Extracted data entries
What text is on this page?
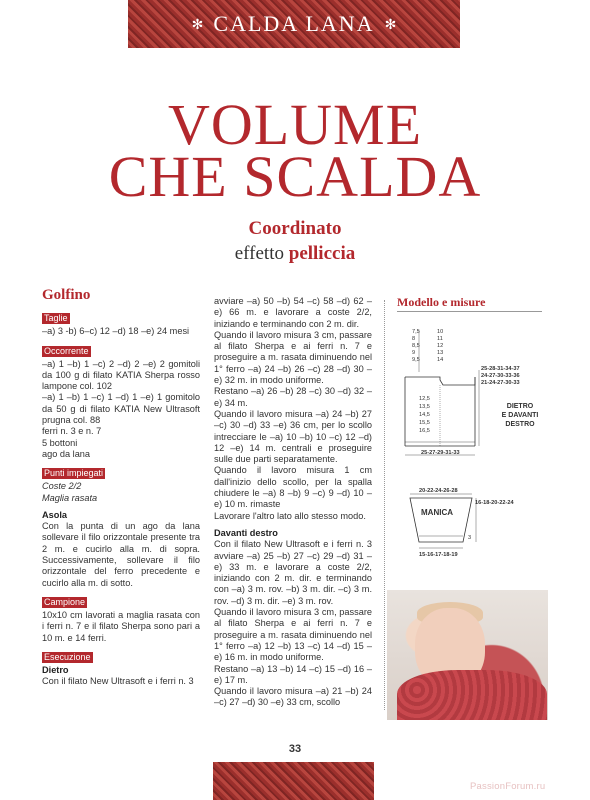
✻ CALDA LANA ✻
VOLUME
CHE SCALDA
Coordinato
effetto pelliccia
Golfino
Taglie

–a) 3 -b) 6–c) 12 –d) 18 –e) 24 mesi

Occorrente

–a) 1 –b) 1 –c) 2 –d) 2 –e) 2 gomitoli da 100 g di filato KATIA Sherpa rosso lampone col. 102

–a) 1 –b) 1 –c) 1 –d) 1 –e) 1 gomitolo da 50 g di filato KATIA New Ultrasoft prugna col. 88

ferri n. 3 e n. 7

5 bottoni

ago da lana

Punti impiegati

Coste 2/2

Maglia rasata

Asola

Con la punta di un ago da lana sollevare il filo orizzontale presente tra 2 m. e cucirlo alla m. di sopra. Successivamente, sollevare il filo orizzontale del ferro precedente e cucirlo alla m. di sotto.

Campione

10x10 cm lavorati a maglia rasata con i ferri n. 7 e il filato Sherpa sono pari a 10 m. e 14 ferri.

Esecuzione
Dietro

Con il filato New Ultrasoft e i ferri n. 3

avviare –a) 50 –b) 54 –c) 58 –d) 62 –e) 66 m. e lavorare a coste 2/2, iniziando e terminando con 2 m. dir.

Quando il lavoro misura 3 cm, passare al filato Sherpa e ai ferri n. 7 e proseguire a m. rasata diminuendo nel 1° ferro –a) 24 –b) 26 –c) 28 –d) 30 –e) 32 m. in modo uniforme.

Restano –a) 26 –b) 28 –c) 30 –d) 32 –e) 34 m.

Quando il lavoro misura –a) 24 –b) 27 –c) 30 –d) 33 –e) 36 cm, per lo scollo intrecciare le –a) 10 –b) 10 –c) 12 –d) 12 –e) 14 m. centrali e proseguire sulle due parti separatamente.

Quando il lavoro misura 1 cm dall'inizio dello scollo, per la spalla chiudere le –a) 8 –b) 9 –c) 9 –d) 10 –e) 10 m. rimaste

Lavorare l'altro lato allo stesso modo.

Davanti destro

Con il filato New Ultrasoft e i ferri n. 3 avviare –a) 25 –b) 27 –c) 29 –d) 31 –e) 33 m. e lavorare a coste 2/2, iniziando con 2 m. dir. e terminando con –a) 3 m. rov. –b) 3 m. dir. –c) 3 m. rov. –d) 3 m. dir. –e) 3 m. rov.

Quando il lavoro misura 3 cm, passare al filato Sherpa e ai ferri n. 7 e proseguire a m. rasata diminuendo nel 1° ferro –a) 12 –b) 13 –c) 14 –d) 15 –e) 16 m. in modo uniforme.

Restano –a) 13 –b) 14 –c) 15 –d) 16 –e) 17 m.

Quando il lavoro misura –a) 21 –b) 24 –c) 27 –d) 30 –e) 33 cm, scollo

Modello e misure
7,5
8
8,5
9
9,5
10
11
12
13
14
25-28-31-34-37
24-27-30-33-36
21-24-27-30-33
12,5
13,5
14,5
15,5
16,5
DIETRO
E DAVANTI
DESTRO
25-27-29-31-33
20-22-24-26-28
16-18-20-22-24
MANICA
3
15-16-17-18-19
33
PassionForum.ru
...
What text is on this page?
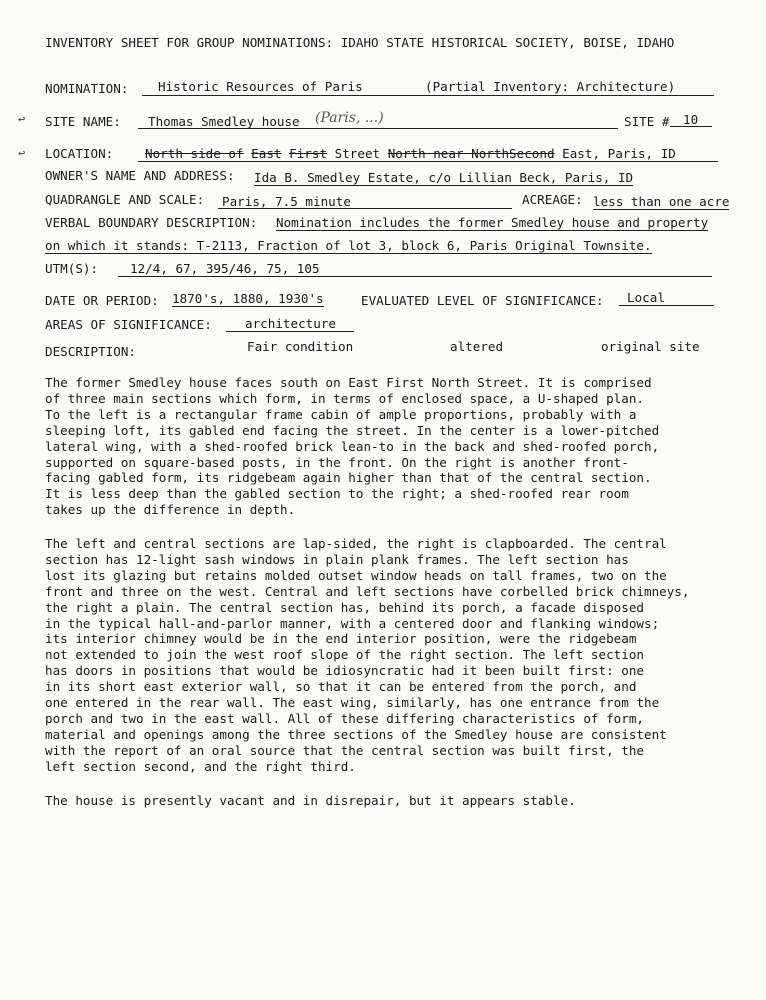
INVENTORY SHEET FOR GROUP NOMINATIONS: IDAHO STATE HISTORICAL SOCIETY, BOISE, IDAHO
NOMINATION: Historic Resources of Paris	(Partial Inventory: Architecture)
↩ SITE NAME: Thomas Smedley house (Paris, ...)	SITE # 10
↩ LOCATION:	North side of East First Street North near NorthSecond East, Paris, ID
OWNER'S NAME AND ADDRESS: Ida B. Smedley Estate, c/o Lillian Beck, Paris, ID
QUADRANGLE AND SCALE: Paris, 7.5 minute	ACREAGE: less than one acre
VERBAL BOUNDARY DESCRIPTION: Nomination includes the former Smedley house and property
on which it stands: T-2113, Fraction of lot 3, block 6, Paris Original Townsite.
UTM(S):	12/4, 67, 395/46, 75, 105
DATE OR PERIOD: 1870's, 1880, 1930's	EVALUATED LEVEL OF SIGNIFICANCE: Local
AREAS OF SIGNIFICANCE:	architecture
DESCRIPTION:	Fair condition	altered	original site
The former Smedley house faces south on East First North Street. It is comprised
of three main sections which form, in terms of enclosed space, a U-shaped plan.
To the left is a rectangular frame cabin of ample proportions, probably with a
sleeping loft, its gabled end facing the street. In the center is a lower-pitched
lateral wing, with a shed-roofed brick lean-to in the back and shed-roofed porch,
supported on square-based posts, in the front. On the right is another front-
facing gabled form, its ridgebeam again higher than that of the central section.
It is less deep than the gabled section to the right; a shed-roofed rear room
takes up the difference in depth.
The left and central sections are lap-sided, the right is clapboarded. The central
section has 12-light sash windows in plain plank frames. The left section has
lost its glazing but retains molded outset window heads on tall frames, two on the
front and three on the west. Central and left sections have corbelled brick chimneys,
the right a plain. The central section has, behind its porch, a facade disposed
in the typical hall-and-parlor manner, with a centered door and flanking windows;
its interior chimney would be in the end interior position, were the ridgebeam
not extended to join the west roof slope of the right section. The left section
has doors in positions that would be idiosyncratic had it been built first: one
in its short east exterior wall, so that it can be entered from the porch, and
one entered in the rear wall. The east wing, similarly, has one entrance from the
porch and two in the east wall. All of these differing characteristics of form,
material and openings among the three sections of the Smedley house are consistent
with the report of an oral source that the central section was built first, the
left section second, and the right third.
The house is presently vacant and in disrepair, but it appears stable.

### Stated exercise
Work out how many lines of the listing above include "frames". Answer with the number and nothing more.

### Answer to this exercise
2